:: BRIEF ::
Exclude the pictures and return every line exactly as written.
----
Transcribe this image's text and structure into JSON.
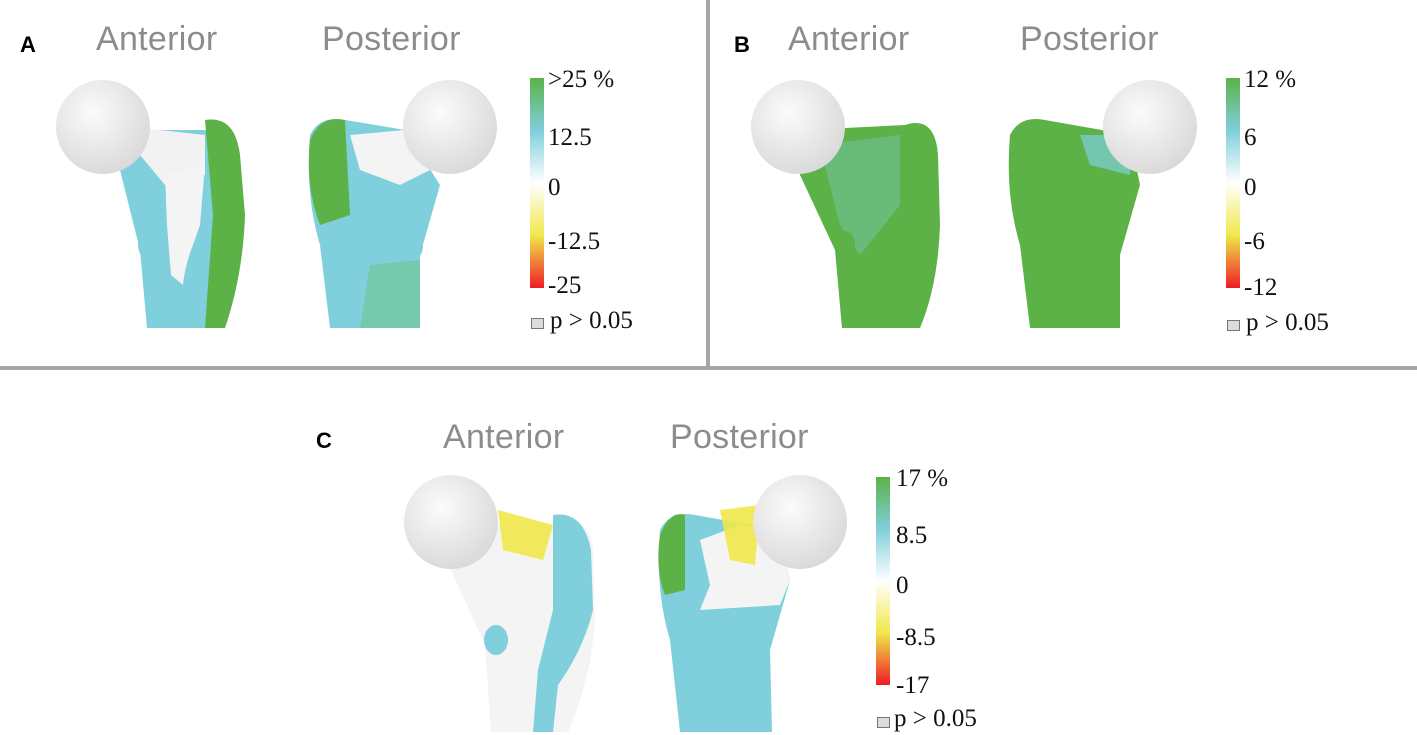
{
  "panels": [
    {
      "label": "A",
      "views": [
        "Anterior",
        "Posterior"
      ],
      "scale": {
        "top": ">25 %",
        "upper": "12.5",
        "mid": "0",
        "lower": "-12.5",
        "bottom": "-25"
      },
      "legend": "p > 0.05"
    },
    {
      "label": "B",
      "views": [
        "Anterior",
        "Posterior"
      ],
      "scale": {
        "top": "12 %",
        "upper": "6",
        "mid": "0",
        "lower": "-6",
        "bottom": "-12"
      },
      "legend": "p > 0.05"
    },
    {
      "label": "C",
      "views": [
        "Anterior",
        "Posterior"
      ],
      "scale": {
        "top": "17 %",
        "upper": "8.5",
        "mid": "0",
        "lower": "-8.5",
        "bottom": "-17"
      },
      "legend": "p > 0.05"
    }
  ],
  "colors": {
    "green": "#5cb247",
    "cyan": "#7fcfdc",
    "white": "#f4f4f4",
    "yellow": "#f0e84a",
    "red": "#ee1c25",
    "head": "#ececec",
    "divider": "#a6a6a6"
  }
}
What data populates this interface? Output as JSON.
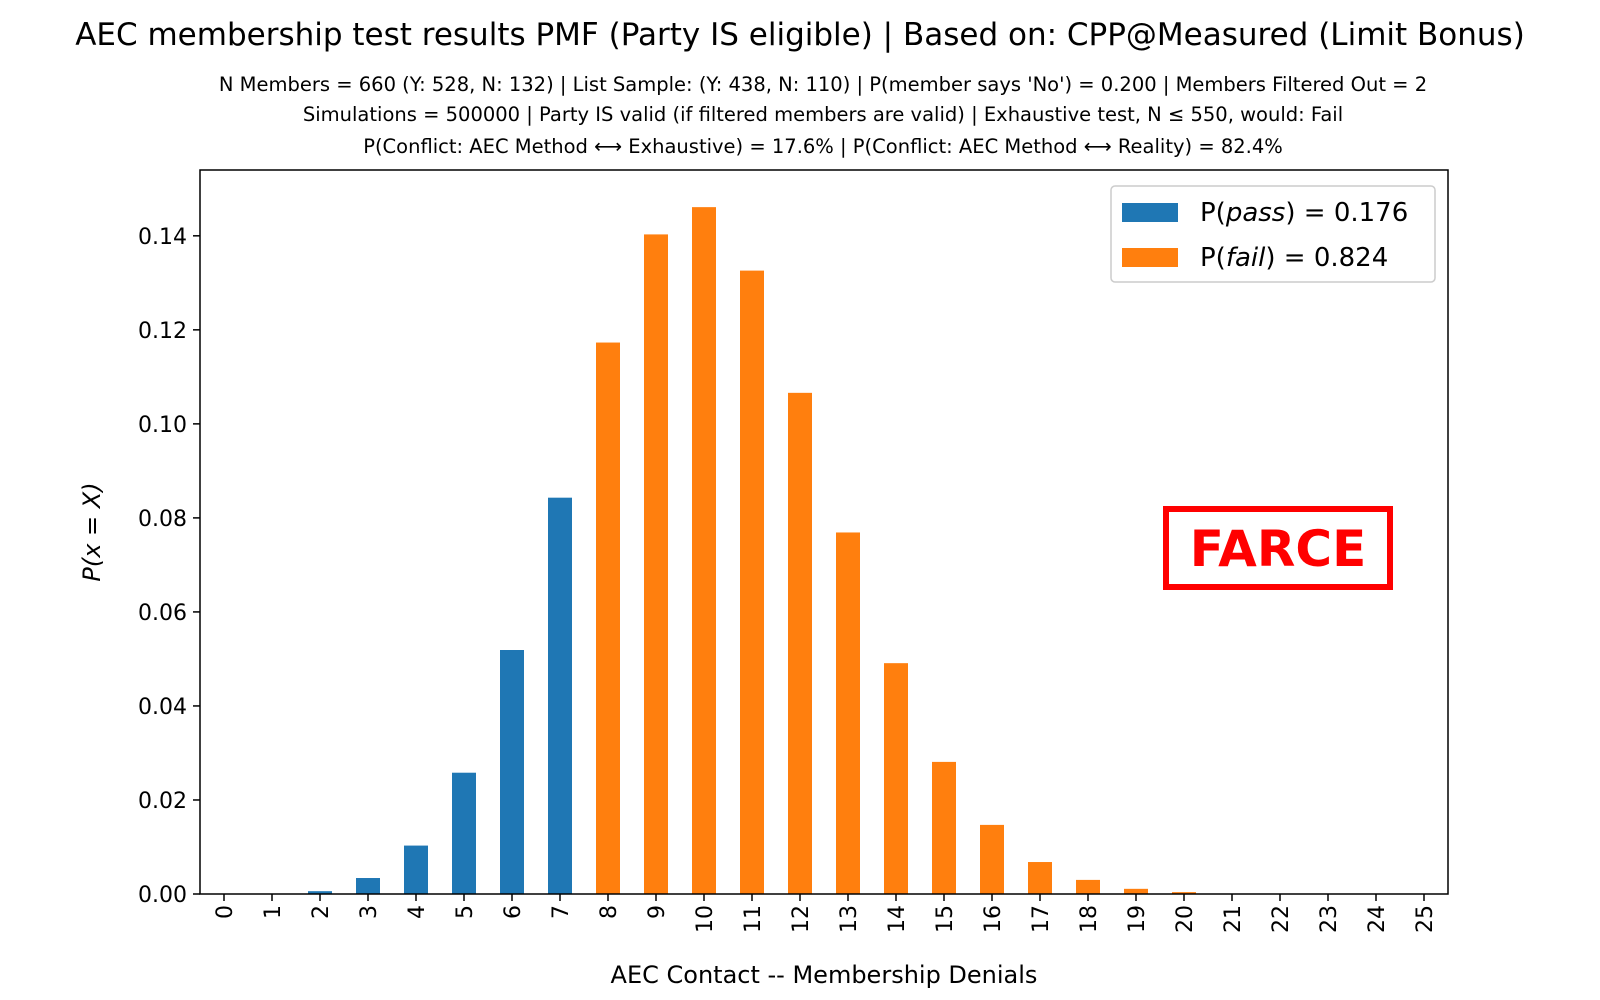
{
  "chart_data": {
    "type": "bar",
    "title": "AEC membership test results PMF (Party IS eligible) | Based on: CPP@Measured (Limit Bonus)",
    "subtitle_lines": [
      "N Members = 660 (Y: 528, N: 132) | List Sample: (Y: 438, N: 110) | P(member says 'No') = 0.200 | Members Filtered Out = 2",
      "Simulations = 500000 | Party IS valid (if filtered members are valid) | Exhaustive test, N ≤ 550, would: Fail",
      "P(Conflict: AEC Method ⟷ Exhaustive) = 17.6% | P(Conflict: AEC Method ⟷ Reality) = 82.4%"
    ],
    "xlabel": "AEC Contact -- Membership Denials",
    "ylabel": "P(x = X)",
    "categories": [
      "0",
      "1",
      "2",
      "3",
      "4",
      "5",
      "6",
      "7",
      "8",
      "9",
      "10",
      "11",
      "12",
      "13",
      "14",
      "15",
      "16",
      "17",
      "18",
      "19",
      "20",
      "21",
      "22",
      "23",
      "24",
      "25"
    ],
    "values": [
      1e-05,
      6e-05,
      0.0006,
      0.0034,
      0.0103,
      0.0258,
      0.0519,
      0.0843,
      0.1173,
      0.1403,
      0.1461,
      0.1326,
      0.1066,
      0.0769,
      0.0491,
      0.0281,
      0.0147,
      0.0068,
      0.003,
      0.0011,
      0.0004,
      0.0001,
      3e-05,
      1e-05,
      0.0,
      0.0
    ],
    "pass_threshold": 7,
    "ylim": [
      0,
      0.154
    ],
    "yticks": [
      "0.00",
      "0.02",
      "0.04",
      "0.06",
      "0.08",
      "0.10",
      "0.12",
      "0.14"
    ],
    "ytick_values": [
      0,
      0.02,
      0.04,
      0.06,
      0.08,
      0.1,
      0.12,
      0.14
    ],
    "colors": {
      "pass": "#1f77b4",
      "fail": "#ff7f0e"
    },
    "legend": {
      "position": "top-right",
      "pass_label": "P(pass) = 0.176",
      "fail_label": "P(fail) = 0.824",
      "pass_prefix": "P(",
      "pass_word": "pass",
      "pass_suffix": ") = 0.176",
      "fail_prefix": "P(",
      "fail_word": "fail",
      "fail_suffix": ") = 0.824"
    },
    "stamp": {
      "text": "FARCE",
      "color": "#ff0000"
    },
    "grid": false
  }
}
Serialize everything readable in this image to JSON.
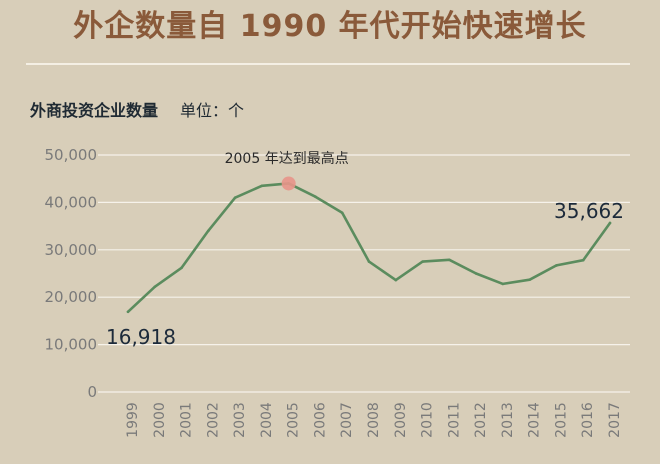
{
  "header": {
    "title": "外企数量自 1990 年代开始快速增长"
  },
  "chart_data": {
    "type": "line",
    "title": "外企数量自 1990 年代开始快速增长",
    "ylabel": "外商投资企业数量",
    "unit_label": "单位：个",
    "x": [
      "1999",
      "2000",
      "2001",
      "2002",
      "2003",
      "2004",
      "2005",
      "2006",
      "2007",
      "2008",
      "2009",
      "2010",
      "2011",
      "2012",
      "2013",
      "2014",
      "2015",
      "2016",
      "2017"
    ],
    "series": [
      {
        "values": [
          16918,
          22200,
          26200,
          34000,
          41000,
          43500,
          44000,
          41200,
          37800,
          27500,
          23600,
          27500,
          27900,
          25000,
          22800,
          23700,
          26700,
          27800,
          35662
        ]
      }
    ],
    "yticks": [
      "0",
      "10,000",
      "20,000",
      "30,000",
      "40,000",
      "50,000"
    ],
    "ylim": [
      0,
      50000
    ],
    "grid": true,
    "line_color": "#5b8c5e",
    "highlight": {
      "x": "2005",
      "color": "#e8958a",
      "label": "2005 年达到最高点"
    },
    "data_labels": {
      "first": "16,918",
      "last": "35,662"
    }
  }
}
----
:: RESULT BELOW ::
Transcribe this image's text and structure into JSON.
{
  "panels": [
    {
      "label": "A",
      "views": [
        "Anterior",
        "Posterior"
      ],
      "scale": {
        "top": ">25 %",
        "upper": "12.5",
        "mid": "0",
        "lower": "-12.5",
        "bottom": "-25"
      },
      "legend": "p > 0.05"
    },
    {
      "label": "B",
      "views": [
        "Anterior",
        "Posterior"
      ],
      "scale": {
        "top": "12 %",
        "upper": "6",
        "mid": "0",
        "lower": "-6",
        "bottom": "-12"
      },
      "legend": "p > 0.05"
    },
    {
      "label": "C",
      "views": [
        "Anterior",
        "Posterior"
      ],
      "scale": {
        "top": "17 %",
        "upper": "8.5",
        "mid": "0",
        "lower": "-8.5",
        "bottom": "-17"
      },
      "legend": "p > 0.05"
    }
  ],
  "colors": {
    "green": "#5cb247",
    "cyan": "#7fcfdc",
    "white": "#f4f4f4",
    "yellow": "#f0e84a",
    "red": "#ee1c25",
    "head": "#ececec",
    "divider": "#a6a6a6"
  }
}
What data populates this interface? Output as JSON.
{
  "chart_data": {
    "type": "bar",
    "title": "AEC membership test results PMF (Party IS eligible) | Based on: CPP@Measured (Limit Bonus)",
    "subtitle_lines": [
      "N Members = 660 (Y: 528, N: 132) | List Sample: (Y: 438, N: 110) | P(member says 'No') = 0.200 | Members Filtered Out = 2",
      "Simulations = 500000 | Party IS valid (if filtered members are valid) | Exhaustive test, N ≤ 550, would: Fail",
      "P(Conflict: AEC Method ⟷ Exhaustive) = 17.6% | P(Conflict: AEC Method ⟷ Reality) = 82.4%"
    ],
    "xlabel": "AEC Contact -- Membership Denials",
    "ylabel": "P(x = X)",
    "categories": [
      "0",
      "1",
      "2",
      "3",
      "4",
      "5",
      "6",
      "7",
      "8",
      "9",
      "10",
      "11",
      "12",
      "13",
      "14",
      "15",
      "16",
      "17",
      "18",
      "19",
      "20",
      "21",
      "22",
      "23",
      "24",
      "25"
    ],
    "values": [
      1e-05,
      6e-05,
      0.0006,
      0.0034,
      0.0103,
      0.0258,
      0.0519,
      0.0843,
      0.1173,
      0.1403,
      0.1461,
      0.1326,
      0.1066,
      0.0769,
      0.0491,
      0.0281,
      0.0147,
      0.0068,
      0.003,
      0.0011,
      0.0004,
      0.0001,
      3e-05,
      1e-05,
      0.0,
      0.0
    ],
    "pass_threshold": 7,
    "ylim": [
      0,
      0.154
    ],
    "yticks": [
      "0.00",
      "0.02",
      "0.04",
      "0.06",
      "0.08",
      "0.10",
      "0.12",
      "0.14"
    ],
    "ytick_values": [
      0,
      0.02,
      0.04,
      0.06,
      0.08,
      0.1,
      0.12,
      0.14
    ],
    "colors": {
      "pass": "#1f77b4",
      "fail": "#ff7f0e"
    },
    "legend": {
      "position": "top-right",
      "pass_label": "P(pass) = 0.176",
      "fail_label": "P(fail) = 0.824",
      "pass_prefix": "P(",
      "pass_word": "pass",
      "pass_suffix": ") = 0.176",
      "fail_prefix": "P(",
      "fail_word": "fail",
      "fail_suffix": ") = 0.824"
    },
    "stamp": {
      "text": "FARCE",
      "color": "#ff0000"
    },
    "grid": false
  }
}
Serialize everything readable in this image to JSON.
{
  "header": {
    "title": "外企数量自 1990 年代开始快速增长"
  },
  "chart_data": {
    "type": "line",
    "title": "外企数量自 1990 年代开始快速增长",
    "ylabel": "外商投资企业数量",
    "unit_label": "单位：个",
    "x": [
      "1999",
      "2000",
      "2001",
      "2002",
      "2003",
      "2004",
      "2005",
      "2006",
      "2007",
      "2008",
      "2009",
      "2010",
      "2011",
      "2012",
      "2013",
      "2014",
      "2015",
      "2016",
      "2017"
    ],
    "series": [
      {
        "values": [
          16918,
          22200,
          26200,
          34000,
          41000,
          43500,
          44000,
          41200,
          37800,
          27500,
          23600,
          27500,
          27900,
          25000,
          22800,
          23700,
          26700,
          27800,
          35662
        ]
      }
    ],
    "yticks": [
      "0",
      "10,000",
      "20,000",
      "30,000",
      "40,000",
      "50,000"
    ],
    "ylim": [
      0,
      50000
    ],
    "grid": true,
    "line_color": "#5b8c5e",
    "highlight": {
      "x": "2005",
      "color": "#e8958a",
      "label": "2005 年达到最高点"
    },
    "data_labels": {
      "first": "16,918",
      "last": "35,662"
    }
  }
}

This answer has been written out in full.